***** DATASET ROWS *****

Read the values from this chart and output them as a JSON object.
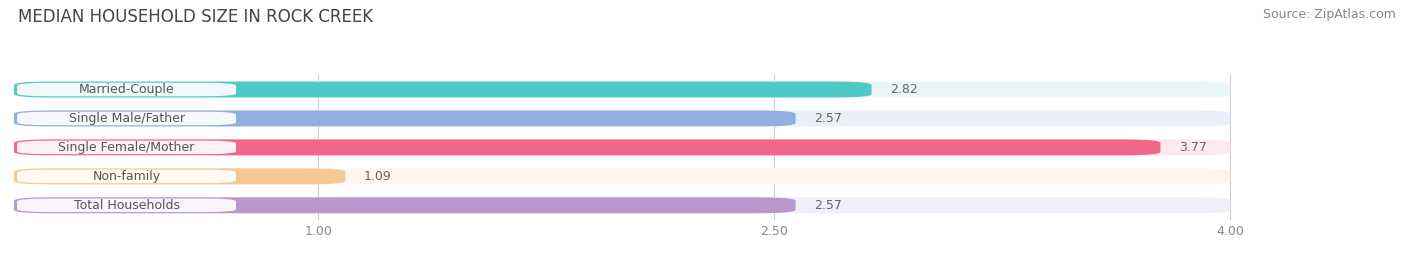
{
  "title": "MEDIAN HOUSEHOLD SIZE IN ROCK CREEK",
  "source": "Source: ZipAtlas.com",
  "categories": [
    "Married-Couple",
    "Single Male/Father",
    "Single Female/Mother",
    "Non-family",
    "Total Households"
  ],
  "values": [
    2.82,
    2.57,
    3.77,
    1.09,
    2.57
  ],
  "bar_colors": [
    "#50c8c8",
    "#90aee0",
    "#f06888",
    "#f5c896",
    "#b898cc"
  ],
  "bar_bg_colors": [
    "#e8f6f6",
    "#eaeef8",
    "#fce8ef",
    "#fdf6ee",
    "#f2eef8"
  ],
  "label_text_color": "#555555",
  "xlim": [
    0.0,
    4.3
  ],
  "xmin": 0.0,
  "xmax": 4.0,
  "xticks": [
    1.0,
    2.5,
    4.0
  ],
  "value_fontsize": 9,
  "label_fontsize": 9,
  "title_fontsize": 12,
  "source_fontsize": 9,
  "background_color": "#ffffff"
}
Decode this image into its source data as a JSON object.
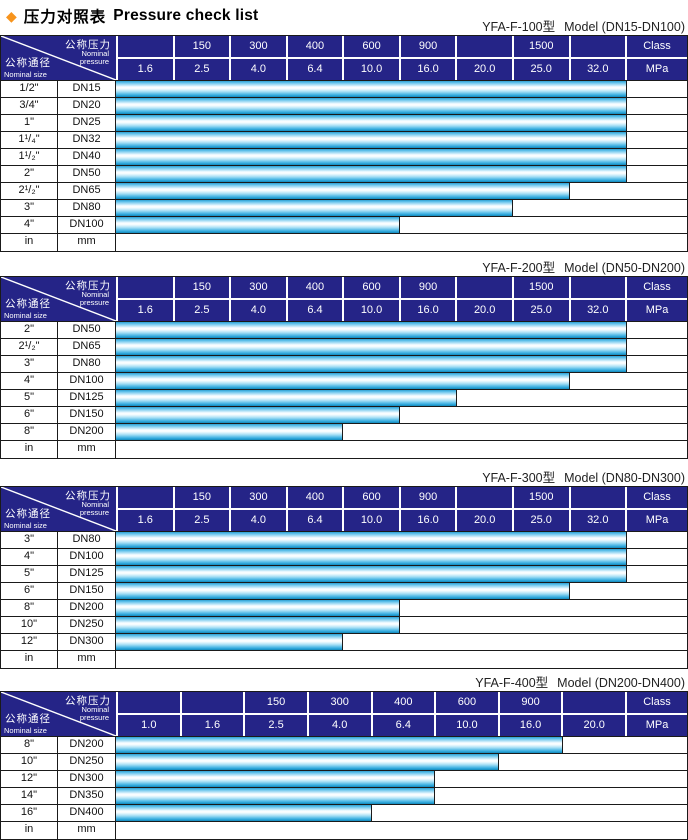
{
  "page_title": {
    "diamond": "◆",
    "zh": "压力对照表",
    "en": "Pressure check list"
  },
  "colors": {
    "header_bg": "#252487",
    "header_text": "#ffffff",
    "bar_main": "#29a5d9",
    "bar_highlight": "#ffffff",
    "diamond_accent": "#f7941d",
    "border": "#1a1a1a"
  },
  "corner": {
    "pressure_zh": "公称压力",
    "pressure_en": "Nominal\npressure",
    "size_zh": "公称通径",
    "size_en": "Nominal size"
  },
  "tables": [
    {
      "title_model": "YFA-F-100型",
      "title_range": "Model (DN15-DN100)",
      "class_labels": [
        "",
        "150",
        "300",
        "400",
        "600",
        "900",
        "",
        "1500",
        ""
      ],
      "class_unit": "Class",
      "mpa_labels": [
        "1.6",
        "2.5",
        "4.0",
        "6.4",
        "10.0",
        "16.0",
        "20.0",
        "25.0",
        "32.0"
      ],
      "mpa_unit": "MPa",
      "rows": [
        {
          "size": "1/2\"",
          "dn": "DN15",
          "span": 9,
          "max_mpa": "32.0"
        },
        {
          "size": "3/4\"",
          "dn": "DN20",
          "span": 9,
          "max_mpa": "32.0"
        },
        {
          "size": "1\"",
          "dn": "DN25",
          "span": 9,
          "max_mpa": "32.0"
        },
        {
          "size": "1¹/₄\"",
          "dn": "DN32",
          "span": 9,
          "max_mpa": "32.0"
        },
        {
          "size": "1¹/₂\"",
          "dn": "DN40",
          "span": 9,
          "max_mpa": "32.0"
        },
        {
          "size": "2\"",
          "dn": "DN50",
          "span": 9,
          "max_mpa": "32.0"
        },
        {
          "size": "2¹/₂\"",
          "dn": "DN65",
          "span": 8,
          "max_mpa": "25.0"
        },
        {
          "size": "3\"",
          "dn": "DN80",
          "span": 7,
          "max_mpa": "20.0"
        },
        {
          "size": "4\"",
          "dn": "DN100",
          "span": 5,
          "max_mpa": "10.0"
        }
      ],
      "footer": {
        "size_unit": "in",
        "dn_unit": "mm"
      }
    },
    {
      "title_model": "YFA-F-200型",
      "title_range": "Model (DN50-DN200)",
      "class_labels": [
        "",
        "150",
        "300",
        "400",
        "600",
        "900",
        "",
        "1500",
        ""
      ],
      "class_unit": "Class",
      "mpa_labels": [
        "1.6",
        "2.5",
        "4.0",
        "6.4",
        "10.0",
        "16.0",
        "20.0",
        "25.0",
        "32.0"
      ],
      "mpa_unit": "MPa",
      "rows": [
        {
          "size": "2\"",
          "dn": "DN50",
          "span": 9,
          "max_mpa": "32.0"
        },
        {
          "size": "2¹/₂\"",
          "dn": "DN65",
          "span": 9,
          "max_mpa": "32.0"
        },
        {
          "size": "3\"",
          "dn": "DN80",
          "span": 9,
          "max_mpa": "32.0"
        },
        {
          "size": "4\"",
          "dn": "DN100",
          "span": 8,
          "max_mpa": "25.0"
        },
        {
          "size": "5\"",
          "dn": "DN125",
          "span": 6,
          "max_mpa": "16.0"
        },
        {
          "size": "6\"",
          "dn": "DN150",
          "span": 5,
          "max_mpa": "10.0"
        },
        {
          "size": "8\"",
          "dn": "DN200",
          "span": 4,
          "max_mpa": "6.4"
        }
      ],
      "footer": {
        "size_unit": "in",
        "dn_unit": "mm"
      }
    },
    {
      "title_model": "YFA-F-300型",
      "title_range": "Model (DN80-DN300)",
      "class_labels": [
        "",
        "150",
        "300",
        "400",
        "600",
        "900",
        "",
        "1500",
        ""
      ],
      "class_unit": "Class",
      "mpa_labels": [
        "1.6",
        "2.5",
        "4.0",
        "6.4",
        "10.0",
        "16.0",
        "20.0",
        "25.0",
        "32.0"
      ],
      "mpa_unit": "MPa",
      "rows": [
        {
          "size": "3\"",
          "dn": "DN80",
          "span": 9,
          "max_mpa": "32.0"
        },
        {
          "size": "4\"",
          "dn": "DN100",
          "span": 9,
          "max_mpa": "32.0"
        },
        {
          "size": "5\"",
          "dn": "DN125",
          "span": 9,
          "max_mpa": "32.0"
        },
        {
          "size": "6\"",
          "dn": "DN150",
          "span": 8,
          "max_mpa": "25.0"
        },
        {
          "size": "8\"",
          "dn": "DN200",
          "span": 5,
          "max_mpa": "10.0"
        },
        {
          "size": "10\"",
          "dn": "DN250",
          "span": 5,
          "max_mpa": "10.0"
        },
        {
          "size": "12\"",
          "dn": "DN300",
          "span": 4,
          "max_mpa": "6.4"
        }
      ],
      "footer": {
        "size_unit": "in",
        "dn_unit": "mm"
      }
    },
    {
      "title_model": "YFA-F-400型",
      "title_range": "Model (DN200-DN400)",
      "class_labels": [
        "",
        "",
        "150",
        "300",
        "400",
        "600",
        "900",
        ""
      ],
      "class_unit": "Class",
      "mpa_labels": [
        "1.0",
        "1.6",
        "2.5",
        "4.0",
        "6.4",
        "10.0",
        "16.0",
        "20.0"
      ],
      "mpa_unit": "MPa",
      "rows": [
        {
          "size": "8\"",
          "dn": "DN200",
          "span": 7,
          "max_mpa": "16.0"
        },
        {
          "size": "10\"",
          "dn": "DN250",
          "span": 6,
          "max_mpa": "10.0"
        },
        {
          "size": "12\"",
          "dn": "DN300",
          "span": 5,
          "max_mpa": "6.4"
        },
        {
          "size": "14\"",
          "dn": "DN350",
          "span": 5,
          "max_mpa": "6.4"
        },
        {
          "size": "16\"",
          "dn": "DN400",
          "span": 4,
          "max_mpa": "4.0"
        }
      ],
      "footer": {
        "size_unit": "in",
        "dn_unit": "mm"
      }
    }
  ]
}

*****

■ WRITTEN REQUEST ■
Quote all the lines above exactly as given. Do not include the pictures.

■ RESPONSE FOR THIS EXERCISE ■
Read the values from this chart and output them as a JSON object.
{
  "title": "MEDIAN HOUSEHOLD SIZE IN ROCK CREEK",
  "source": "Source: ZipAtlas.com",
  "categories": [
    "Married-Couple",
    "Single Male/Father",
    "Single Female/Mother",
    "Non-family",
    "Total Households"
  ],
  "values": [
    2.82,
    2.57,
    3.77,
    1.09,
    2.57
  ],
  "bar_colors": [
    "#50c8c8",
    "#90aee0",
    "#f06888",
    "#f5c896",
    "#b898cc"
  ],
  "bar_bg_colors": [
    "#e8f6f6",
    "#eaeef8",
    "#fce8ef",
    "#fdf6ee",
    "#f2eef8"
  ],
  "label_text_color": "#555555",
  "xlim": [
    0.0,
    4.3
  ],
  "xmin": 0.0,
  "xmax": 4.0,
  "xticks": [
    1.0,
    2.5,
    4.0
  ],
  "value_fontsize": 9,
  "label_fontsize": 9,
  "title_fontsize": 12,
  "source_fontsize": 9,
  "background_color": "#ffffff"
}
Decode this image into its source data as a JSON object.
{
  "page_title": {
    "diamond": "◆",
    "zh": "压力对照表",
    "en": "Pressure check list"
  },
  "colors": {
    "header_bg": "#252487",
    "header_text": "#ffffff",
    "bar_main": "#29a5d9",
    "bar_highlight": "#ffffff",
    "diamond_accent": "#f7941d",
    "border": "#1a1a1a"
  },
  "corner": {
    "pressure_zh": "公称压力",
    "pressure_en": "Nominal\npressure",
    "size_zh": "公称通径",
    "size_en": "Nominal size"
  },
  "tables": [
    {
      "title_model": "YFA-F-100型",
      "title_range": "Model (DN15-DN100)",
      "class_labels": [
        "",
        "150",
        "300",
        "400",
        "600",
        "900",
        "",
        "1500",
        ""
      ],
      "class_unit": "Class",
      "mpa_labels": [
        "1.6",
        "2.5",
        "4.0",
        "6.4",
        "10.0",
        "16.0",
        "20.0",
        "25.0",
        "32.0"
      ],
      "mpa_unit": "MPa",
      "rows": [
        {
          "size": "1/2\"",
          "dn": "DN15",
          "span": 9,
          "max_mpa": "32.0"
        },
        {
          "size": "3/4\"",
          "dn": "DN20",
          "span": 9,
          "max_mpa": "32.0"
        },
        {
          "size": "1\"",
          "dn": "DN25",
          "span": 9,
          "max_mpa": "32.0"
        },
        {
          "size": "1¹/₄\"",
          "dn": "DN32",
          "span": 9,
          "max_mpa": "32.0"
        },
        {
          "size": "1¹/₂\"",
          "dn": "DN40",
          "span": 9,
          "max_mpa": "32.0"
        },
        {
          "size": "2\"",
          "dn": "DN50",
          "span": 9,
          "max_mpa": "32.0"
        },
        {
          "size": "2¹/₂\"",
          "dn": "DN65",
          "span": 8,
          "max_mpa": "25.0"
        },
        {
          "size": "3\"",
          "dn": "DN80",
          "span": 7,
          "max_mpa": "20.0"
        },
        {
          "size": "4\"",
          "dn": "DN100",
          "span": 5,
          "max_mpa": "10.0"
        }
      ],
      "footer": {
        "size_unit": "in",
        "dn_unit": "mm"
      }
    },
    {
      "title_model": "YFA-F-200型",
      "title_range": "Model (DN50-DN200)",
      "class_labels": [
        "",
        "150",
        "300",
        "400",
        "600",
        "900",
        "",
        "1500",
        ""
      ],
      "class_unit": "Class",
      "mpa_labels": [
        "1.6",
        "2.5",
        "4.0",
        "6.4",
        "10.0",
        "16.0",
        "20.0",
        "25.0",
        "32.0"
      ],
      "mpa_unit": "MPa",
      "rows": [
        {
          "size": "2\"",
          "dn": "DN50",
          "span": 9,
          "max_mpa": "32.0"
        },
        {
          "size": "2¹/₂\"",
          "dn": "DN65",
          "span": 9,
          "max_mpa": "32.0"
        },
        {
          "size": "3\"",
          "dn": "DN80",
          "span": 9,
          "max_mpa": "32.0"
        },
        {
          "size": "4\"",
          "dn": "DN100",
          "span": 8,
          "max_mpa": "25.0"
        },
        {
          "size": "5\"",
          "dn": "DN125",
          "span": 6,
          "max_mpa": "16.0"
        },
        {
          "size": "6\"",
          "dn": "DN150",
          "span": 5,
          "max_mpa": "10.0"
        },
        {
          "size": "8\"",
          "dn": "DN200",
          "span": 4,
          "max_mpa": "6.4"
        }
      ],
      "footer": {
        "size_unit": "in",
        "dn_unit": "mm"
      }
    },
    {
      "title_model": "YFA-F-300型",
      "title_range": "Model (DN80-DN300)",
      "class_labels": [
        "",
        "150",
        "300",
        "400",
        "600",
        "900",
        "",
        "1500",
        ""
      ],
      "class_unit": "Class",
      "mpa_labels": [
        "1.6",
        "2.5",
        "4.0",
        "6.4",
        "10.0",
        "16.0",
        "20.0",
        "25.0",
        "32.0"
      ],
      "mpa_unit": "MPa",
      "rows": [
        {
          "size": "3\"",
          "dn": "DN80",
          "span": 9,
          "max_mpa": "32.0"
        },
        {
          "size": "4\"",
          "dn": "DN100",
          "span": 9,
          "max_mpa": "32.0"
        },
        {
          "size": "5\"",
          "dn": "DN125",
          "span": 9,
          "max_mpa": "32.0"
        },
        {
          "size": "6\"",
          "dn": "DN150",
          "span": 8,
          "max_mpa": "25.0"
        },
        {
          "size": "8\"",
          "dn": "DN200",
          "span": 5,
          "max_mpa": "10.0"
        },
        {
          "size": "10\"",
          "dn": "DN250",
          "span": 5,
          "max_mpa": "10.0"
        },
        {
          "size": "12\"",
          "dn": "DN300",
          "span": 4,
          "max_mpa": "6.4"
        }
      ],
      "footer": {
        "size_unit": "in",
        "dn_unit": "mm"
      }
    },
    {
      "title_model": "YFA-F-400型",
      "title_range": "Model (DN200-DN400)",
      "class_labels": [
        "",
        "",
        "150",
        "300",
        "400",
        "600",
        "900",
        ""
      ],
      "class_unit": "Class",
      "mpa_labels": [
        "1.0",
        "1.6",
        "2.5",
        "4.0",
        "6.4",
        "10.0",
        "16.0",
        "20.0"
      ],
      "mpa_unit": "MPa",
      "rows": [
        {
          "size": "8\"",
          "dn": "DN200",
          "span": 7,
          "max_mpa": "16.0"
        },
        {
          "size": "10\"",
          "dn": "DN250",
          "span": 6,
          "max_mpa": "10.0"
        },
        {
          "size": "12\"",
          "dn": "DN300",
          "span": 5,
          "max_mpa": "6.4"
        },
        {
          "size": "14\"",
          "dn": "DN350",
          "span": 5,
          "max_mpa": "6.4"
        },
        {
          "size": "16\"",
          "dn": "DN400",
          "span": 4,
          "max_mpa": "4.0"
        }
      ],
      "footer": {
        "size_unit": "in",
        "dn_unit": "mm"
      }
    }
  ]
}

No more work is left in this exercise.